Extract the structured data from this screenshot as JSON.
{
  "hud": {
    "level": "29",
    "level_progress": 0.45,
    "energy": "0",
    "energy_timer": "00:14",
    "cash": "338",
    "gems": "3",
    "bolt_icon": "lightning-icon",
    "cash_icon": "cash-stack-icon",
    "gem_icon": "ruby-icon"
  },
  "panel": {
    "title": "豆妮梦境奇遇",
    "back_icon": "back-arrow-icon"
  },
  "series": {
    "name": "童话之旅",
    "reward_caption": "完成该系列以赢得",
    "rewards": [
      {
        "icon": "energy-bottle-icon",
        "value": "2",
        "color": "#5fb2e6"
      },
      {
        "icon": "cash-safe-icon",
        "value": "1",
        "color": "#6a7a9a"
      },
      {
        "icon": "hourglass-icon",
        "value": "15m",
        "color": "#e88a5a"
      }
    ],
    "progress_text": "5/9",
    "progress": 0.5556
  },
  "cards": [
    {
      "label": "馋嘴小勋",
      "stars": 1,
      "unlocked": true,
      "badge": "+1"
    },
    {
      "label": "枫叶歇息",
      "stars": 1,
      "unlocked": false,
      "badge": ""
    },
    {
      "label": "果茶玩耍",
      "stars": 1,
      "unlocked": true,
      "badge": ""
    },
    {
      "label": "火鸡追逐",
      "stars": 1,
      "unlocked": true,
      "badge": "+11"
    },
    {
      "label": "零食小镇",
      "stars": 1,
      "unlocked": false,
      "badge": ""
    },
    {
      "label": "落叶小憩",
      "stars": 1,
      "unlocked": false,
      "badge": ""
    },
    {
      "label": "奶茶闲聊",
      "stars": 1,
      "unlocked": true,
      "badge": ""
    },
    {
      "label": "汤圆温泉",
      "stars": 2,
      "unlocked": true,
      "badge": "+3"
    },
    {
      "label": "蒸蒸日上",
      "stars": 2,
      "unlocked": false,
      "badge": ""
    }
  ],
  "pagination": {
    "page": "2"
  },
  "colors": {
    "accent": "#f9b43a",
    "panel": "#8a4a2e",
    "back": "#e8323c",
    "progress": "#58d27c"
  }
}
==================================================
Each entry above needs to be retyped exactly.

§ **Answer to the problem**
Extract the structured data from this screenshot as JSON.
{
  "hud": {
    "level": "29",
    "level_progress": 0.45,
    "energy": "0",
    "energy_timer": "00:14",
    "cash": "338",
    "gems": "3",
    "bolt_icon": "lightning-icon",
    "cash_icon": "cash-stack-icon",
    "gem_icon": "ruby-icon"
  },
  "panel": {
    "title": "豆妮梦境奇遇",
    "back_icon": "back-arrow-icon"
  },
  "series": {
    "name": "童话之旅",
    "reward_caption": "完成该系列以赢得",
    "rewards": [
      {
        "icon": "energy-bottle-icon",
        "value": "2",
        "color": "#5fb2e6"
      },
      {
        "icon": "cash-safe-icon",
        "value": "1",
        "color": "#6a7a9a"
      },
      {
        "icon": "hourglass-icon",
        "value": "15m",
        "color": "#e88a5a"
      }
    ],
    "progress_text": "5/9",
    "progress": 0.5556
  },
  "cards": [
    {
      "label": "馋嘴小勋",
      "stars": 1,
      "unlocked": true,
      "badge": "+1"
    },
    {
      "label": "枫叶歇息",
      "stars": 1,
      "unlocked": false,
      "badge": ""
    },
    {
      "label": "果茶玩耍",
      "stars": 1,
      "unlocked": true,
      "badge": ""
    },
    {
      "label": "火鸡追逐",
      "stars": 1,
      "unlocked": true,
      "badge": "+11"
    },
    {
      "label": "零食小镇",
      "stars": 1,
      "unlocked": false,
      "badge": ""
    },
    {
      "label": "落叶小憩",
      "stars": 1,
      "unlocked": false,
      "badge": ""
    },
    {
      "label": "奶茶闲聊",
      "stars": 1,
      "unlocked": true,
      "badge": ""
    },
    {
      "label": "汤圆温泉",
      "stars": 2,
      "unlocked": true,
      "badge": "+3"
    },
    {
      "label": "蒸蒸日上",
      "stars": 2,
      "unlocked": false,
      "badge": ""
    }
  ],
  "pagination": {
    "page": "2"
  },
  "colors": {
    "accent": "#f9b43a",
    "panel": "#8a4a2e",
    "back": "#e8323c",
    "progress": "#58d27c"
  }
}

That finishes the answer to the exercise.